§ **REQUIREMENTS**
Where a line in the listing contains the string "image", copy that line out.

§ **SOURCE RECORDS**

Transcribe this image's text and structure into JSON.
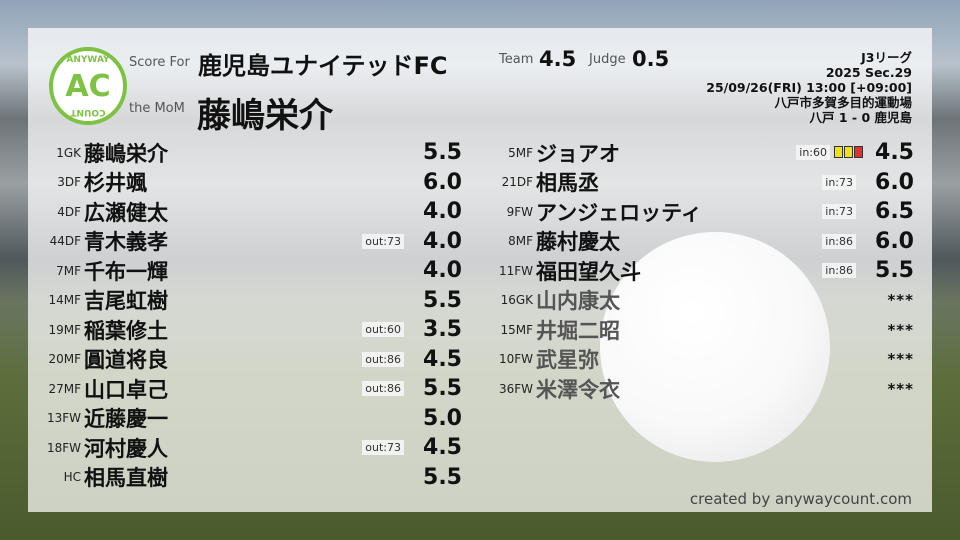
{
  "header": {
    "score_for_label": "Score For",
    "team_name": "鹿児島ユナイテッドFC",
    "mom_label": "the MoM",
    "mom_name": "藤嶋栄介",
    "team_label": "Team",
    "team_score": "4.5",
    "judge_label": "Judge",
    "judge_score": "0.5"
  },
  "logo": {
    "top_text": "ANYWAY",
    "center_text": "AC",
    "bottom_text": "COUNT",
    "color": "#7dc242"
  },
  "match": {
    "league": "J3リーグ",
    "section": "2025 Sec.29",
    "datetime": "25/09/26(FRI) 13:00 [+09:00]",
    "venue": "八戸市多賀多目的運動場",
    "result": "八戸 1 - 0 鹿児島"
  },
  "left_players": [
    {
      "num": "1GK",
      "name": "藤嶋栄介",
      "badge": "",
      "score": "5.5"
    },
    {
      "num": "3DF",
      "name": "杉井颯",
      "badge": "",
      "score": "6.0"
    },
    {
      "num": "4DF",
      "name": "広瀬健太",
      "badge": "",
      "score": "4.0"
    },
    {
      "num": "44DF",
      "name": "青木義孝",
      "badge": "out:73",
      "score": "4.0"
    },
    {
      "num": "7MF",
      "name": "千布一輝",
      "badge": "",
      "score": "4.0"
    },
    {
      "num": "14MF",
      "name": "吉尾虹樹",
      "badge": "",
      "score": "5.5"
    },
    {
      "num": "19MF",
      "name": "稲葉修土",
      "badge": "out:60",
      "score": "3.5"
    },
    {
      "num": "20MF",
      "name": "圓道将良",
      "badge": "out:86",
      "score": "4.5"
    },
    {
      "num": "27MF",
      "name": "山口卓己",
      "badge": "out:86",
      "score": "5.5"
    },
    {
      "num": "13FW",
      "name": "近藤慶一",
      "badge": "",
      "score": "5.0"
    },
    {
      "num": "18FW",
      "name": "河村慶人",
      "badge": "out:73",
      "score": "4.5"
    },
    {
      "num": "HC",
      "name": "相馬直樹",
      "badge": "",
      "score": "5.5"
    }
  ],
  "right_players": [
    {
      "num": "5MF",
      "name": "ジョアオ",
      "badge": "in:60",
      "cards": [
        "yellow",
        "yellow",
        "red"
      ],
      "score": "4.5"
    },
    {
      "num": "21DF",
      "name": "相馬丞",
      "badge": "in:73",
      "score": "6.0"
    },
    {
      "num": "9FW",
      "name": "アンジェロッティ",
      "badge": "in:73",
      "score": "6.5"
    },
    {
      "num": "8MF",
      "name": "藤村慶太",
      "badge": "in:86",
      "score": "6.0"
    },
    {
      "num": "11FW",
      "name": "福田望久斗",
      "badge": "in:86",
      "score": "5.5"
    },
    {
      "num": "16GK",
      "name": "山内康太",
      "badge": "",
      "score": "***",
      "unused": true
    },
    {
      "num": "15MF",
      "name": "井堀二昭",
      "badge": "",
      "score": "***",
      "unused": true
    },
    {
      "num": "10FW",
      "name": "武星弥",
      "badge": "",
      "score": "***",
      "unused": true
    },
    {
      "num": "36FW",
      "name": "米澤令衣",
      "badge": "",
      "score": "***",
      "unused": true
    }
  ],
  "card_colors": {
    "yellow": "#f0e020",
    "red": "#e03030"
  },
  "footer": {
    "credit": "created by anywaycount.com"
  }
}
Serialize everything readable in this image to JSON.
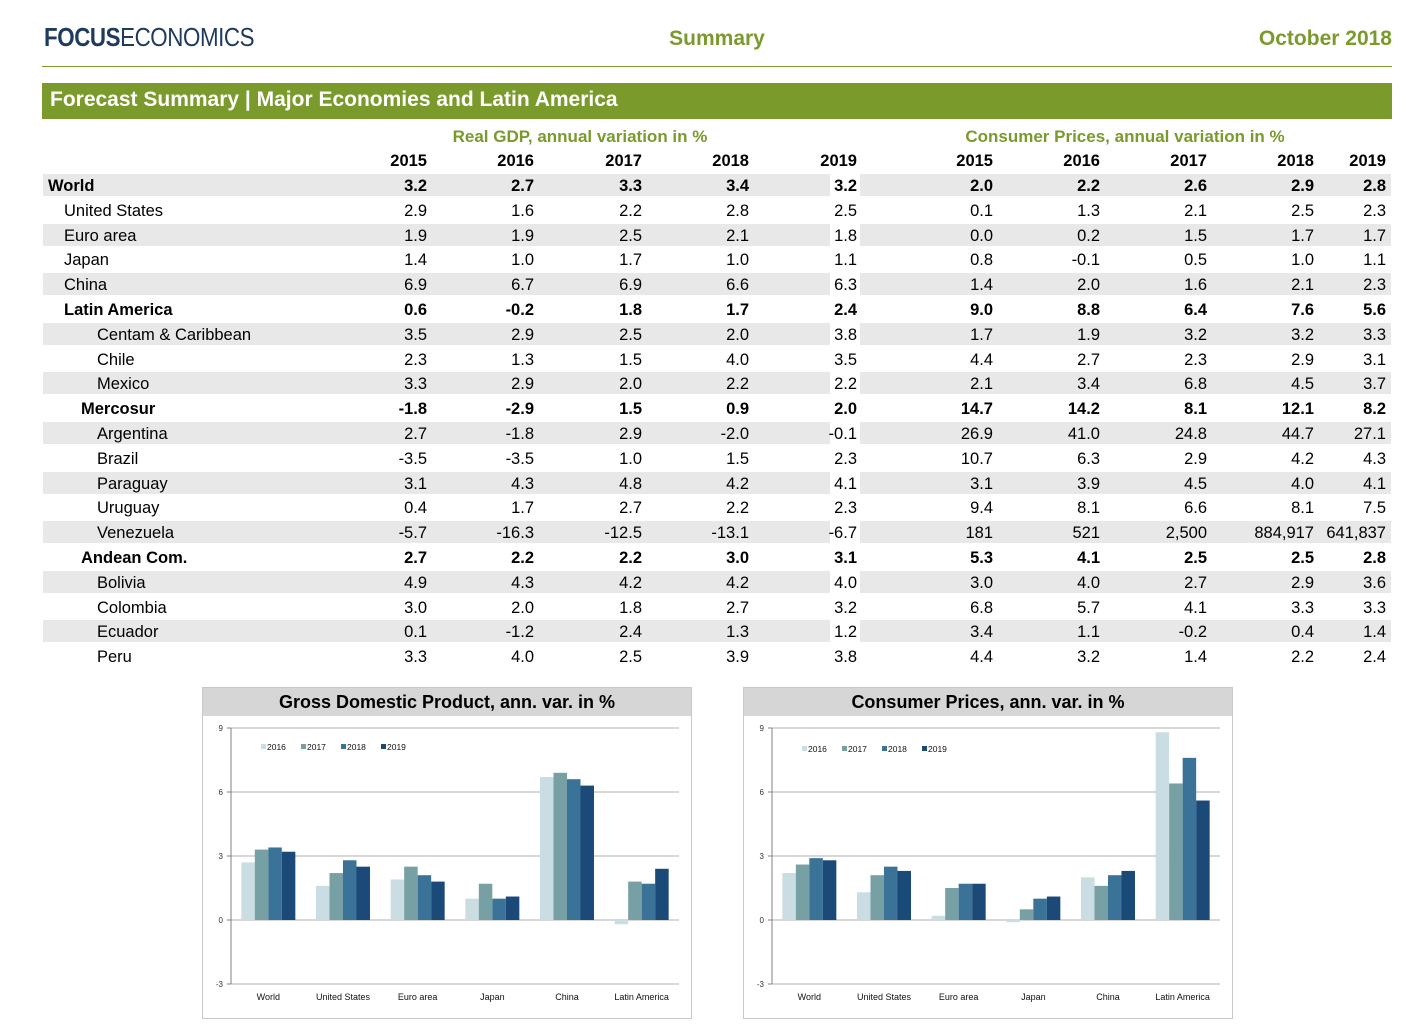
{
  "header": {
    "logo_bold": "FOCUS",
    "logo_light": "ECONOMICS",
    "center": "Summary",
    "date": "October 2018"
  },
  "banner": {
    "title": "Forecast Summary  |  Major Economies and Latin America"
  },
  "table": {
    "gdp_title": "Real GDP, annual variation in %",
    "cpi_title": "Consumer Prices, annual variation in %",
    "years": [
      "2015",
      "2016",
      "2017",
      "2018",
      "2019"
    ],
    "rows": [
      {
        "name": "World",
        "indent": 0,
        "bold": true,
        "gdp": [
          "3.2",
          "2.7",
          "3.3",
          "3.4",
          "3.2"
        ],
        "cpi": [
          "2.0",
          "2.2",
          "2.6",
          "2.9",
          "2.8"
        ]
      },
      {
        "name": "United States",
        "indent": 1,
        "bold": false,
        "gdp": [
          "2.9",
          "1.6",
          "2.2",
          "2.8",
          "2.5"
        ],
        "cpi": [
          "0.1",
          "1.3",
          "2.1",
          "2.5",
          "2.3"
        ]
      },
      {
        "name": "Euro area",
        "indent": 1,
        "bold": false,
        "gdp": [
          "1.9",
          "1.9",
          "2.5",
          "2.1",
          "1.8"
        ],
        "cpi": [
          "0.0",
          "0.2",
          "1.5",
          "1.7",
          "1.7"
        ]
      },
      {
        "name": "Japan",
        "indent": 1,
        "bold": false,
        "gdp": [
          "1.4",
          "1.0",
          "1.7",
          "1.0",
          "1.1"
        ],
        "cpi": [
          "0.8",
          "-0.1",
          "0.5",
          "1.0",
          "1.1"
        ]
      },
      {
        "name": "China",
        "indent": 1,
        "bold": false,
        "gdp": [
          "6.9",
          "6.7",
          "6.9",
          "6.6",
          "6.3"
        ],
        "cpi": [
          "1.4",
          "2.0",
          "1.6",
          "2.1",
          "2.3"
        ]
      },
      {
        "name": "Latin America",
        "indent": 1,
        "bold": true,
        "gdp": [
          "0.6",
          "-0.2",
          "1.8",
          "1.7",
          "2.4"
        ],
        "cpi": [
          "9.0",
          "8.8",
          "6.4",
          "7.6",
          "5.6"
        ]
      },
      {
        "name": "Centam & Caribbean",
        "indent": 3,
        "bold": false,
        "gdp": [
          "3.5",
          "2.9",
          "2.5",
          "2.0",
          "3.8"
        ],
        "cpi": [
          "1.7",
          "1.9",
          "3.2",
          "3.2",
          "3.3"
        ]
      },
      {
        "name": "Chile",
        "indent": 3,
        "bold": false,
        "gdp": [
          "2.3",
          "1.3",
          "1.5",
          "4.0",
          "3.5"
        ],
        "cpi": [
          "4.4",
          "2.7",
          "2.3",
          "2.9",
          "3.1"
        ]
      },
      {
        "name": "Mexico",
        "indent": 3,
        "bold": false,
        "gdp": [
          "3.3",
          "2.9",
          "2.0",
          "2.2",
          "2.2"
        ],
        "cpi": [
          "2.1",
          "3.4",
          "6.8",
          "4.5",
          "3.7"
        ]
      },
      {
        "name": "Mercosur",
        "indent": 2,
        "bold": true,
        "gdp": [
          "-1.8",
          "-2.9",
          "1.5",
          "0.9",
          "2.0"
        ],
        "cpi": [
          "14.7",
          "14.2",
          "8.1",
          "12.1",
          "8.2"
        ]
      },
      {
        "name": "Argentina",
        "indent": 3,
        "bold": false,
        "gdp": [
          "2.7",
          "-1.8",
          "2.9",
          "-2.0",
          "-0.1"
        ],
        "cpi": [
          "26.9",
          "41.0",
          "24.8",
          "44.7",
          "27.1"
        ]
      },
      {
        "name": "Brazil",
        "indent": 3,
        "bold": false,
        "gdp": [
          "-3.5",
          "-3.5",
          "1.0",
          "1.5",
          "2.3"
        ],
        "cpi": [
          "10.7",
          "6.3",
          "2.9",
          "4.2",
          "4.3"
        ]
      },
      {
        "name": "Paraguay",
        "indent": 3,
        "bold": false,
        "gdp": [
          "3.1",
          "4.3",
          "4.8",
          "4.2",
          "4.1"
        ],
        "cpi": [
          "3.1",
          "3.9",
          "4.5",
          "4.0",
          "4.1"
        ]
      },
      {
        "name": "Uruguay",
        "indent": 3,
        "bold": false,
        "gdp": [
          "0.4",
          "1.7",
          "2.7",
          "2.2",
          "2.3"
        ],
        "cpi": [
          "9.4",
          "8.1",
          "6.6",
          "8.1",
          "7.5"
        ]
      },
      {
        "name": "Venezuela",
        "indent": 3,
        "bold": false,
        "gdp": [
          "-5.7",
          "-16.3",
          "-12.5",
          "-13.1",
          "-6.7"
        ],
        "cpi": [
          "181",
          "521",
          "2,500",
          "884,917",
          "641,837"
        ]
      },
      {
        "name": "Andean Com.",
        "indent": 2,
        "bold": true,
        "gdp": [
          "2.7",
          "2.2",
          "2.2",
          "3.0",
          "3.1"
        ],
        "cpi": [
          "5.3",
          "4.1",
          "2.5",
          "2.5",
          "2.8"
        ]
      },
      {
        "name": "Bolivia",
        "indent": 3,
        "bold": false,
        "gdp": [
          "4.9",
          "4.3",
          "4.2",
          "4.2",
          "4.0"
        ],
        "cpi": [
          "3.0",
          "4.0",
          "2.7",
          "2.9",
          "3.6"
        ]
      },
      {
        "name": "Colombia",
        "indent": 3,
        "bold": false,
        "gdp": [
          "3.0",
          "2.0",
          "1.8",
          "2.7",
          "3.2"
        ],
        "cpi": [
          "6.8",
          "5.7",
          "4.1",
          "3.3",
          "3.3"
        ]
      },
      {
        "name": "Ecuador",
        "indent": 3,
        "bold": false,
        "gdp": [
          "0.1",
          "-1.2",
          "2.4",
          "1.3",
          "1.2"
        ],
        "cpi": [
          "3.4",
          "1.1",
          "-0.2",
          "0.4",
          "1.4"
        ]
      },
      {
        "name": "Peru",
        "indent": 3,
        "bold": false,
        "gdp": [
          "3.3",
          "4.0",
          "2.5",
          "3.9",
          "3.8"
        ],
        "cpi": [
          "4.4",
          "3.2",
          "1.4",
          "2.2",
          "2.4"
        ]
      }
    ]
  },
  "chart_data": [
    {
      "type": "bar",
      "title": "Gross Domestic Product, ann. var. in %",
      "categories": [
        "World",
        "United States",
        "Euro area",
        "Japan",
        "China",
        "Latin America"
      ],
      "ylim": [
        -3,
        9
      ],
      "yticks": [
        -3,
        0,
        3,
        6,
        9
      ],
      "legend": "top-left",
      "series": [
        {
          "name": "2016",
          "color": "#c9dde3",
          "values": [
            2.7,
            1.6,
            1.9,
            1.0,
            6.7,
            -0.2
          ]
        },
        {
          "name": "2017",
          "color": "#77a0a4",
          "values": [
            3.3,
            2.2,
            2.5,
            1.7,
            6.9,
            1.8
          ]
        },
        {
          "name": "2018",
          "color": "#3a7298",
          "values": [
            3.4,
            2.8,
            2.1,
            1.0,
            6.6,
            1.7
          ]
        },
        {
          "name": "2019",
          "color": "#1b4a78",
          "values": [
            3.2,
            2.5,
            1.8,
            1.1,
            6.3,
            2.4
          ]
        }
      ]
    },
    {
      "type": "bar",
      "title": "Consumer Prices, ann. var. in %",
      "categories": [
        "World",
        "United States",
        "Euro area",
        "Japan",
        "China",
        "Latin America"
      ],
      "ylim": [
        -3,
        9
      ],
      "yticks": [
        -3,
        0,
        3,
        6,
        9
      ],
      "legend": "top-left",
      "series": [
        {
          "name": "2016",
          "color": "#c9dde3",
          "values": [
            2.2,
            1.3,
            0.2,
            -0.1,
            2.0,
            8.8
          ]
        },
        {
          "name": "2017",
          "color": "#77a0a4",
          "values": [
            2.6,
            2.1,
            1.5,
            0.5,
            1.6,
            6.4
          ]
        },
        {
          "name": "2018",
          "color": "#3a7298",
          "values": [
            2.9,
            2.5,
            1.7,
            1.0,
            2.1,
            7.6
          ]
        },
        {
          "name": "2019",
          "color": "#1b4a78",
          "values": [
            2.8,
            2.3,
            1.7,
            1.1,
            2.3,
            5.6
          ]
        }
      ]
    }
  ]
}
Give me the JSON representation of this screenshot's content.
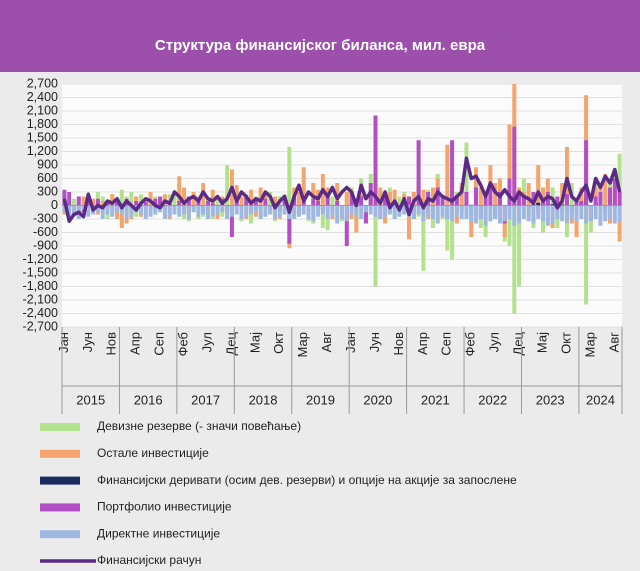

§ **FINISHED EXERCISE**
Transcribe this image's text and structure into JSON.
Serialize everything readable in this image to JSON.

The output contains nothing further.